Reproduce the listing below without any change.

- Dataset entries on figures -
╔══

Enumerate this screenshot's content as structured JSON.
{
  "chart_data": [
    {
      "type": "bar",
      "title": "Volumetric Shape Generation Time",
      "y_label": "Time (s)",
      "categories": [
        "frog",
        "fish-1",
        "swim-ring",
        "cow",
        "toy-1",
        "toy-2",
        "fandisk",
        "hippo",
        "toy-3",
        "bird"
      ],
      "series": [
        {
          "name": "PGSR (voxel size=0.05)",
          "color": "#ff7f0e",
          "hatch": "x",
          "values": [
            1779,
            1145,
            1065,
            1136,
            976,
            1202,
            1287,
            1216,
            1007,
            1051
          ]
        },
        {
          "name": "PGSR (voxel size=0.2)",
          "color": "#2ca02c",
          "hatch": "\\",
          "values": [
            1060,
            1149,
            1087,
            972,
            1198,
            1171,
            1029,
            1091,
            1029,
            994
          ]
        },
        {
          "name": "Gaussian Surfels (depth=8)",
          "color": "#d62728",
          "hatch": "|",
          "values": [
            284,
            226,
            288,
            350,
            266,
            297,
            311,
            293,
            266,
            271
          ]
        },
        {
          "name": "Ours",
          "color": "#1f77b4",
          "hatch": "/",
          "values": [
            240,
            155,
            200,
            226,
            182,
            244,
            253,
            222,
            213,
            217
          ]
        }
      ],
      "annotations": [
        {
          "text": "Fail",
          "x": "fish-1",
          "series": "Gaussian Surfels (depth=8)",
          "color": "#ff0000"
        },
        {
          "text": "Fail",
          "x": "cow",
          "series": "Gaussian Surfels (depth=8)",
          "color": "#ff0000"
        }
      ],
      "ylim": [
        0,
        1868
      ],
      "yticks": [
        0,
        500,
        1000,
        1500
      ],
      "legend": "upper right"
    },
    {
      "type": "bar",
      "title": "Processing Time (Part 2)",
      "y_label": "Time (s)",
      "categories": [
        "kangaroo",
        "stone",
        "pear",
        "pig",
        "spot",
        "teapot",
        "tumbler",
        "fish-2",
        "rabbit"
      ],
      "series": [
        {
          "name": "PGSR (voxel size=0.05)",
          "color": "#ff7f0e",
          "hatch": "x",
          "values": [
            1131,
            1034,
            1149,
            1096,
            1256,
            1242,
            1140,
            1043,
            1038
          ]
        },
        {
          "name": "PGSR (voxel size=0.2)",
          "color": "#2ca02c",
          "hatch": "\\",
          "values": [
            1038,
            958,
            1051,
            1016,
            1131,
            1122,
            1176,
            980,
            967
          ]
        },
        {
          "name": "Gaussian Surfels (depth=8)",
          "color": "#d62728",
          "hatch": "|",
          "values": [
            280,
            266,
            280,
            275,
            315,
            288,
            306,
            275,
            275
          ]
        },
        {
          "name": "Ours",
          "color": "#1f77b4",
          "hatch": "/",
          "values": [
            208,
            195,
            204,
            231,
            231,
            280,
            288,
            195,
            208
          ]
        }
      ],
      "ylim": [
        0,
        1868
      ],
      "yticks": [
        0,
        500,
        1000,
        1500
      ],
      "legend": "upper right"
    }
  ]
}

╚══

- WORKED SOLUTION -
Enumerate this screenshot's content as structured JSON.
{
  "chart_data": [
    {
      "type": "bar",
      "title": "Volumetric Shape Generation Time",
      "y_label": "Time (s)",
      "categories": [
        "frog",
        "fish-1",
        "swim-ring",
        "cow",
        "toy-1",
        "toy-2",
        "fandisk",
        "hippo",
        "toy-3",
        "bird"
      ],
      "series": [
        {
          "name": "PGSR (voxel size=0.05)",
          "color": "#ff7f0e",
          "hatch": "x",
          "values": [
            1779,
            1145,
            1065,
            1136,
            976,
            1202,
            1287,
            1216,
            1007,
            1051
          ]
        },
        {
          "name": "PGSR (voxel size=0.2)",
          "color": "#2ca02c",
          "hatch": "\\",
          "values": [
            1060,
            1149,
            1087,
            972,
            1198,
            1171,
            1029,
            1091,
            1029,
            994
          ]
        },
        {
          "name": "Gaussian Surfels (depth=8)",
          "color": "#d62728",
          "hatch": "|",
          "values": [
            284,
            226,
            288,
            350,
            266,
            297,
            311,
            293,
            266,
            271
          ]
        },
        {
          "name": "Ours",
          "color": "#1f77b4",
          "hatch": "/",
          "values": [
            240,
            155,
            200,
            226,
            182,
            244,
            253,
            222,
            213,
            217
          ]
        }
      ],
      "annotations": [
        {
          "text": "Fail",
          "x": "fish-1",
          "series": "Gaussian Surfels (depth=8)",
          "color": "#ff0000"
        },
        {
          "text": "Fail",
          "x": "cow",
          "series": "Gaussian Surfels (depth=8)",
          "color": "#ff0000"
        }
      ],
      "ylim": [
        0,
        1868
      ],
      "yticks": [
        0,
        500,
        1000,
        1500
      ],
      "legend": "upper right"
    },
    {
      "type": "bar",
      "title": "Processing Time (Part 2)",
      "y_label": "Time (s)",
      "categories": [
        "kangaroo",
        "stone",
        "pear",
        "pig",
        "spot",
        "teapot",
        "tumbler",
        "fish-2",
        "rabbit"
      ],
      "series": [
        {
          "name": "PGSR (voxel size=0.05)",
          "color": "#ff7f0e",
          "hatch": "x",
          "values": [
            1131,
            1034,
            1149,
            1096,
            1256,
            1242,
            1140,
            1043,
            1038
          ]
        },
        {
          "name": "PGSR (voxel size=0.2)",
          "color": "#2ca02c",
          "hatch": "\\",
          "values": [
            1038,
            958,
            1051,
            1016,
            1131,
            1122,
            1176,
            980,
            967
          ]
        },
        {
          "name": "Gaussian Surfels (depth=8)",
          "color": "#d62728",
          "hatch": "|",
          "values": [
            280,
            266,
            280,
            275,
            315,
            288,
            306,
            275,
            275
          ]
        },
        {
          "name": "Ours",
          "color": "#1f77b4",
          "hatch": "/",
          "values": [
            208,
            195,
            204,
            231,
            231,
            280,
            288,
            195,
            208
          ]
        }
      ],
      "ylim": [
        0,
        1868
      ],
      "yticks": [
        0,
        500,
        1000,
        1500
      ],
      "legend": "upper right"
    }
  ]
}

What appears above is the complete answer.